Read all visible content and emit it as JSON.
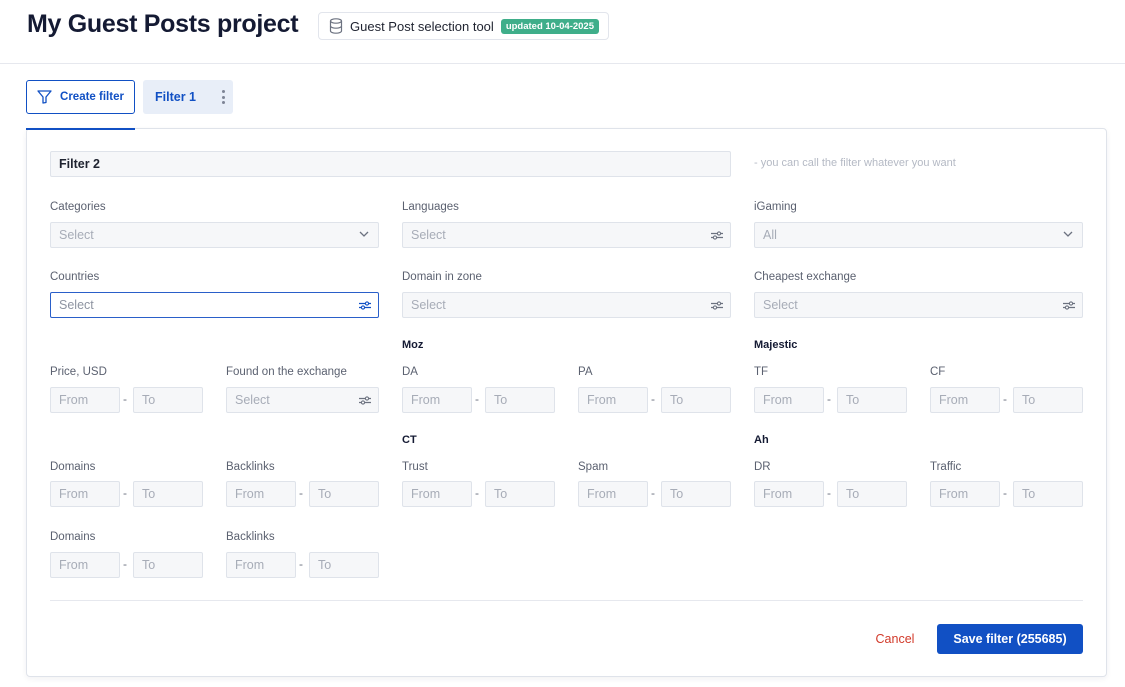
{
  "header": {
    "title": "My Guest Posts project",
    "tool_icon": "database-icon",
    "tool_label": "Guest Post selection tool",
    "updated_badge": "updated 10-04-2025"
  },
  "tabs": {
    "create_filter": "Create filter",
    "create_icon": "funnel-icon",
    "filter1": "Filter 1",
    "filter1_menu_icon": "kebab-icon"
  },
  "filter_form": {
    "name_value": "Filter 2",
    "name_hint": "- you can call the filter whatever you want",
    "categories": {
      "label": "Categories",
      "value": "Select"
    },
    "languages": {
      "label": "Languages",
      "value": "Select"
    },
    "igaming": {
      "label": "iGaming",
      "value": "All"
    },
    "countries": {
      "label": "Countries",
      "value": "Select"
    },
    "domain_zone": {
      "label": "Domain in zone",
      "value": "Select"
    },
    "cheapest_exchange": {
      "label": "Cheapest exchange",
      "value": "Select"
    },
    "price": {
      "label": "Price, USD",
      "from": "From",
      "to": "To"
    },
    "found_exchange": {
      "label": "Found on the exchange",
      "value": "Select"
    },
    "moz": {
      "title": "Moz",
      "da": "DA",
      "pa": "PA"
    },
    "majestic": {
      "title": "Majestic",
      "tf": "TF",
      "cf": "CF"
    },
    "ct": {
      "title": "CT",
      "trust": "Trust",
      "spam": "Spam"
    },
    "ah": {
      "title": "Ah",
      "dr": "DR",
      "traffic": "Traffic"
    },
    "domains": "Domains",
    "backlinks": "Backlinks",
    "from": "From",
    "to": "To",
    "dash": "-"
  },
  "actions": {
    "cancel": "Cancel",
    "save": "Save filter (255685)"
  },
  "colors": {
    "accent": "#1150c4",
    "badge": "#3fae8a",
    "danger": "#d23a2a"
  }
}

_GIVEN EXERCISE:_ Leave out the pictures and reproduce the rest of the listing exactly.

_TASK OUTPUT:_
Read all visible content and emit it as JSON.
{
  "header": {
    "title": "My Guest Posts project",
    "tool_icon": "database-icon",
    "tool_label": "Guest Post selection tool",
    "updated_badge": "updated 10-04-2025"
  },
  "tabs": {
    "create_filter": "Create filter",
    "create_icon": "funnel-icon",
    "filter1": "Filter 1",
    "filter1_menu_icon": "kebab-icon"
  },
  "filter_form": {
    "name_value": "Filter 2",
    "name_hint": "- you can call the filter whatever you want",
    "categories": {
      "label": "Categories",
      "value": "Select"
    },
    "languages": {
      "label": "Languages",
      "value": "Select"
    },
    "igaming": {
      "label": "iGaming",
      "value": "All"
    },
    "countries": {
      "label": "Countries",
      "value": "Select"
    },
    "domain_zone": {
      "label": "Domain in zone",
      "value": "Select"
    },
    "cheapest_exchange": {
      "label": "Cheapest exchange",
      "value": "Select"
    },
    "price": {
      "label": "Price, USD",
      "from": "From",
      "to": "To"
    },
    "found_exchange": {
      "label": "Found on the exchange",
      "value": "Select"
    },
    "moz": {
      "title": "Moz",
      "da": "DA",
      "pa": "PA"
    },
    "majestic": {
      "title": "Majestic",
      "tf": "TF",
      "cf": "CF"
    },
    "ct": {
      "title": "CT",
      "trust": "Trust",
      "spam": "Spam"
    },
    "ah": {
      "title": "Ah",
      "dr": "DR",
      "traffic": "Traffic"
    },
    "domains": "Domains",
    "backlinks": "Backlinks",
    "from": "From",
    "to": "To",
    "dash": "-"
  },
  "actions": {
    "cancel": "Cancel",
    "save": "Save filter (255685)"
  },
  "colors": {
    "accent": "#1150c4",
    "badge": "#3fae8a",
    "danger": "#d23a2a"
  }
}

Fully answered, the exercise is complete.